JOB
Copy out the listing that follows, exact in every word, and skip the images.

INFORMATION GIVEN
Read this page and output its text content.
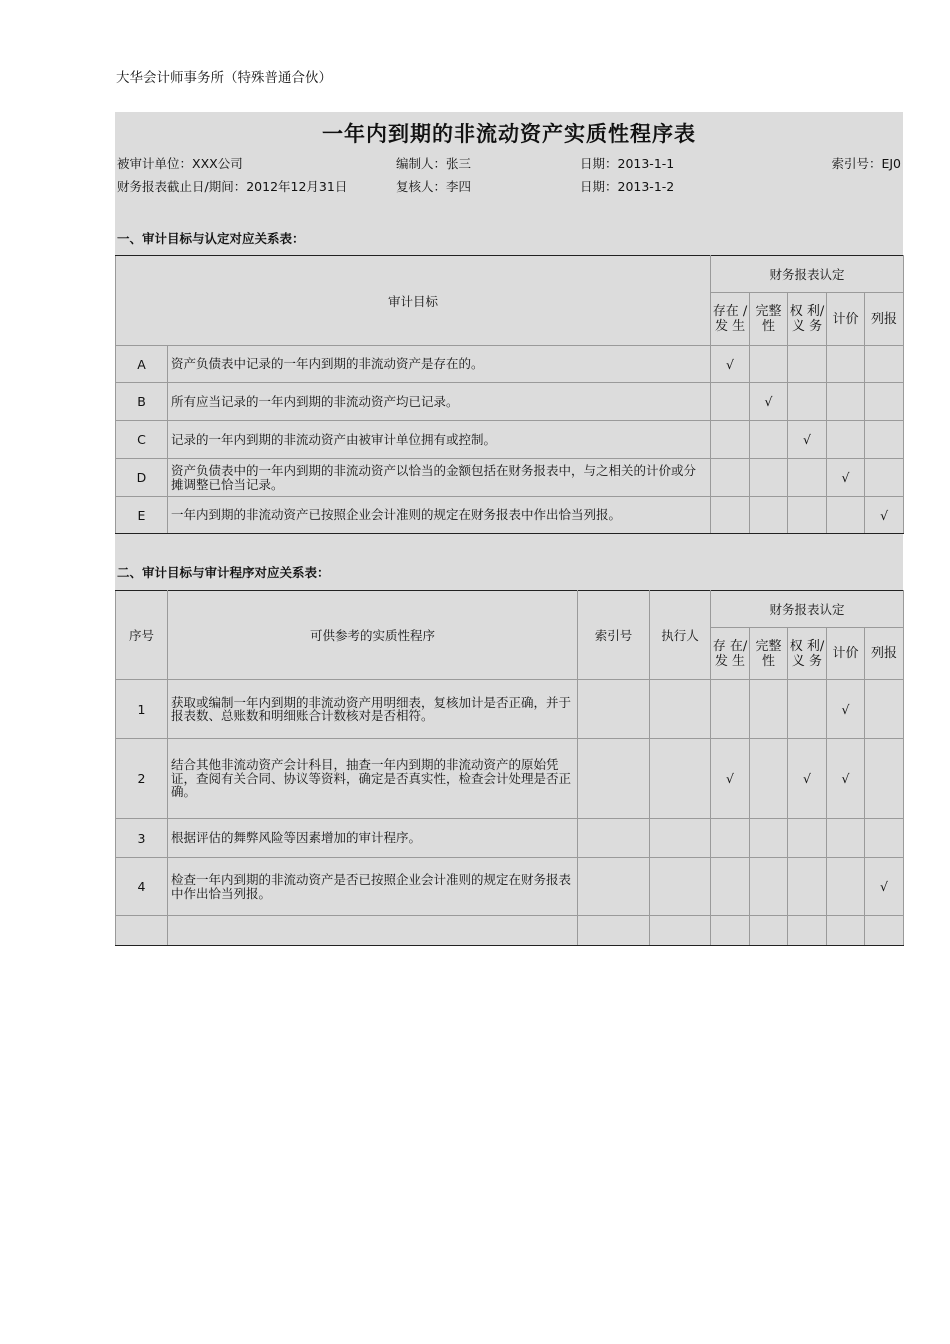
大华会计师事务所（特殊普通合伙）
一年内到期的非流动资产实质性程序表
被审计单位：XXX公司	编制人：张三	日期：2013-1-1	索引号：EJ0
财务报表截止日/期间：2012年12月31日	复核人：李四	日期：2013-1-2
一、审计目标与认定对应关系表：
审计目标		财务报表认定				
		存在 / 发 生	完整 性	权 利/义 务	计价	列报
A	资产负债表中记录的一年内到期的非流动资产是存在的。	√				
B	所有应当记录的一年内到期的非流动资产均已记录。		√			
C	记录的一年内到期的非流动资产由被审计单位拥有或控制。			√		
D	资产负债表中的一年内到期的非流动资产以恰当的金额包括在财务报表中，与之相关的计价或分摊调整已恰当记录。				√	
E	一年内到期的非流动资产已按照企业会计准则的规定在财务报表中作出恰当列报。					√
二、审计目标与审计程序对应关系表：
序号	可供参考的实质性程序	索引号	执行人	财务报表认定				
				存 在/发 生	完整 性	权 利/义 务	计价	列报
1	获取或编制一年内到期的非流动资产用明细表，复核加计是否正确，并于报表数、总账数和明细账合计数核对是否相符。						√	
2	结合其他非流动资产会计科目，抽查一年内到期的非流动资产的原始凭证，查阅有关合同、协议等资料，确定是否真实性，检查会计处理是否正确。			√		√	√	
3	根据评估的舞弊风险等因素增加的审计程序。							
4	检查一年内到期的非流动资产是否已按照企业会计准则的规定在财务报表中作出恰当列报。							√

FINAL ANSWER
Read this page and output its text content.
大华会计师事务所（特殊普通合伙）
一年内到期的非流动资产实质性程序表
被审计单位：XXX公司	编制人：张三	日期：2013-1-1	索引号：EJ0
财务报表截止日/期间：2012年12月31日	复核人：李四	日期：2013-1-2
一、审计目标与认定对应关系表：
审计目标		财务报表认定				
		存在 / 发 生	完整 性	权 利/义 务	计价	列报
A	资产负债表中记录的一年内到期的非流动资产是存在的。	√				
B	所有应当记录的一年内到期的非流动资产均已记录。		√			
C	记录的一年内到期的非流动资产由被审计单位拥有或控制。			√		
D	资产负债表中的一年内到期的非流动资产以恰当的金额包括在财务报表中，与之相关的计价或分摊调整已恰当记录。				√	
E	一年内到期的非流动资产已按照企业会计准则的规定在财务报表中作出恰当列报。					√
二、审计目标与审计程序对应关系表：
序号	可供参考的实质性程序	索引号	执行人	财务报表认定				
				存 在/发 生	完整 性	权 利/义 务	计价	列报
1	获取或编制一年内到期的非流动资产用明细表，复核加计是否正确，并于报表数、总账数和明细账合计数核对是否相符。						√	
2	结合其他非流动资产会计科目，抽查一年内到期的非流动资产的原始凭证，查阅有关合同、协议等资料，确定是否真实性，检查会计处理是否正确。			√		√	√	
3	根据评估的舞弊风险等因素增加的审计程序。							
4	检查一年内到期的非流动资产是否已按照企业会计准则的规定在财务报表中作出恰当列报。							√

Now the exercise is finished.